[START]

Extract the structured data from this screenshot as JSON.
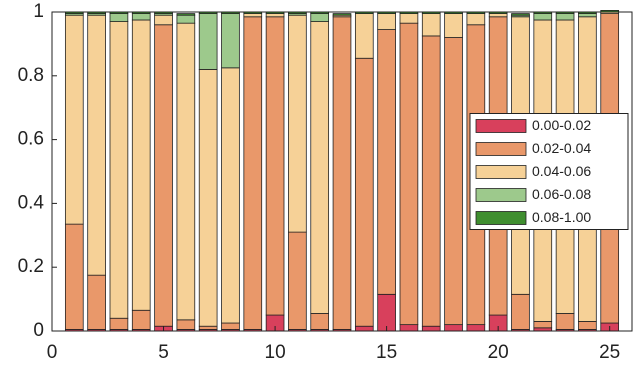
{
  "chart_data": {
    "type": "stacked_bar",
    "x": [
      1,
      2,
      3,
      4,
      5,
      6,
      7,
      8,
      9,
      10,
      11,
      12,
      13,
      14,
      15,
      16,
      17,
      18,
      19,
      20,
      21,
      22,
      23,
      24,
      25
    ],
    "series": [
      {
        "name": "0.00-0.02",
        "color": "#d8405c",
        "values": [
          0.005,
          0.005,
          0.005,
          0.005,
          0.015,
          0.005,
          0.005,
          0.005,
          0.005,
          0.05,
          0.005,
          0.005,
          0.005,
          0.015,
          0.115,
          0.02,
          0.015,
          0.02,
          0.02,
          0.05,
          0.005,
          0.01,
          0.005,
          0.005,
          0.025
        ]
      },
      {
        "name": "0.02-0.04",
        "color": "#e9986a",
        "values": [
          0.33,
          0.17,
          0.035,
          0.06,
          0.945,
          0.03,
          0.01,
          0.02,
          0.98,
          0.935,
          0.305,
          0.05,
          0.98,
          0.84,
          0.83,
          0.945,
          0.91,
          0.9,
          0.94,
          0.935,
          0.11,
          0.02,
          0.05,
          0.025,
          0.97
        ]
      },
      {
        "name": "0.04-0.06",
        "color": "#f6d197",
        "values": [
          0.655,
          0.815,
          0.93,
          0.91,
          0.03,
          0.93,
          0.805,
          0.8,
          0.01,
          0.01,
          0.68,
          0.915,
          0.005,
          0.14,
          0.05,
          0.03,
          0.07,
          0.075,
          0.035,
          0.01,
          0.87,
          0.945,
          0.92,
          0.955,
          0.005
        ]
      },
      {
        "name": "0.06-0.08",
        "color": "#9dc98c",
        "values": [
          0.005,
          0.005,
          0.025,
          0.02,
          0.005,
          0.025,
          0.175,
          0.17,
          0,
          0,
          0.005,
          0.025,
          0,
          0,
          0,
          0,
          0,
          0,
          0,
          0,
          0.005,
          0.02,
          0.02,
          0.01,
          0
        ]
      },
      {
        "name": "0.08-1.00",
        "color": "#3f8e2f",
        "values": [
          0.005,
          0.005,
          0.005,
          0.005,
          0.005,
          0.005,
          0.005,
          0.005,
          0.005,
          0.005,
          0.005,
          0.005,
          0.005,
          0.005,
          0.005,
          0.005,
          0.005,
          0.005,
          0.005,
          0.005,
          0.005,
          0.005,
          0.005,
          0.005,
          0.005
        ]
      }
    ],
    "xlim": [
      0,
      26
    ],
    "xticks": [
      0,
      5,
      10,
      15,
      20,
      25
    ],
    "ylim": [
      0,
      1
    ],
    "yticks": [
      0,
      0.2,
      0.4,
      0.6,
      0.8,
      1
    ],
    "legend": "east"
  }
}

[END]

• Task objective
Without the pictures, return all the records precisely as they stand.

• Complete answer
Extract the structured data from this screenshot as JSON.
{
  "chart_data": {
    "type": "stacked_bar",
    "x": [
      1,
      2,
      3,
      4,
      5,
      6,
      7,
      8,
      9,
      10,
      11,
      12,
      13,
      14,
      15,
      16,
      17,
      18,
      19,
      20,
      21,
      22,
      23,
      24,
      25
    ],
    "series": [
      {
        "name": "0.00-0.02",
        "color": "#d8405c",
        "values": [
          0.005,
          0.005,
          0.005,
          0.005,
          0.015,
          0.005,
          0.005,
          0.005,
          0.005,
          0.05,
          0.005,
          0.005,
          0.005,
          0.015,
          0.115,
          0.02,
          0.015,
          0.02,
          0.02,
          0.05,
          0.005,
          0.01,
          0.005,
          0.005,
          0.025
        ]
      },
      {
        "name": "0.02-0.04",
        "color": "#e9986a",
        "values": [
          0.33,
          0.17,
          0.035,
          0.06,
          0.945,
          0.03,
          0.01,
          0.02,
          0.98,
          0.935,
          0.305,
          0.05,
          0.98,
          0.84,
          0.83,
          0.945,
          0.91,
          0.9,
          0.94,
          0.935,
          0.11,
          0.02,
          0.05,
          0.025,
          0.97
        ]
      },
      {
        "name": "0.04-0.06",
        "color": "#f6d197",
        "values": [
          0.655,
          0.815,
          0.93,
          0.91,
          0.03,
          0.93,
          0.805,
          0.8,
          0.01,
          0.01,
          0.68,
          0.915,
          0.005,
          0.14,
          0.05,
          0.03,
          0.07,
          0.075,
          0.035,
          0.01,
          0.87,
          0.945,
          0.92,
          0.955,
          0.005
        ]
      },
      {
        "name": "0.06-0.08",
        "color": "#9dc98c",
        "values": [
          0.005,
          0.005,
          0.025,
          0.02,
          0.005,
          0.025,
          0.175,
          0.17,
          0,
          0,
          0.005,
          0.025,
          0,
          0,
          0,
          0,
          0,
          0,
          0,
          0,
          0.005,
          0.02,
          0.02,
          0.01,
          0
        ]
      },
      {
        "name": "0.08-1.00",
        "color": "#3f8e2f",
        "values": [
          0.005,
          0.005,
          0.005,
          0.005,
          0.005,
          0.005,
          0.005,
          0.005,
          0.005,
          0.005,
          0.005,
          0.005,
          0.005,
          0.005,
          0.005,
          0.005,
          0.005,
          0.005,
          0.005,
          0.005,
          0.005,
          0.005,
          0.005,
          0.005,
          0.005
        ]
      }
    ],
    "xlim": [
      0,
      26
    ],
    "xticks": [
      0,
      5,
      10,
      15,
      20,
      25
    ],
    "ylim": [
      0,
      1
    ],
    "yticks": [
      0,
      0.2,
      0.4,
      0.6,
      0.8,
      1
    ],
    "legend": "east"
  }
}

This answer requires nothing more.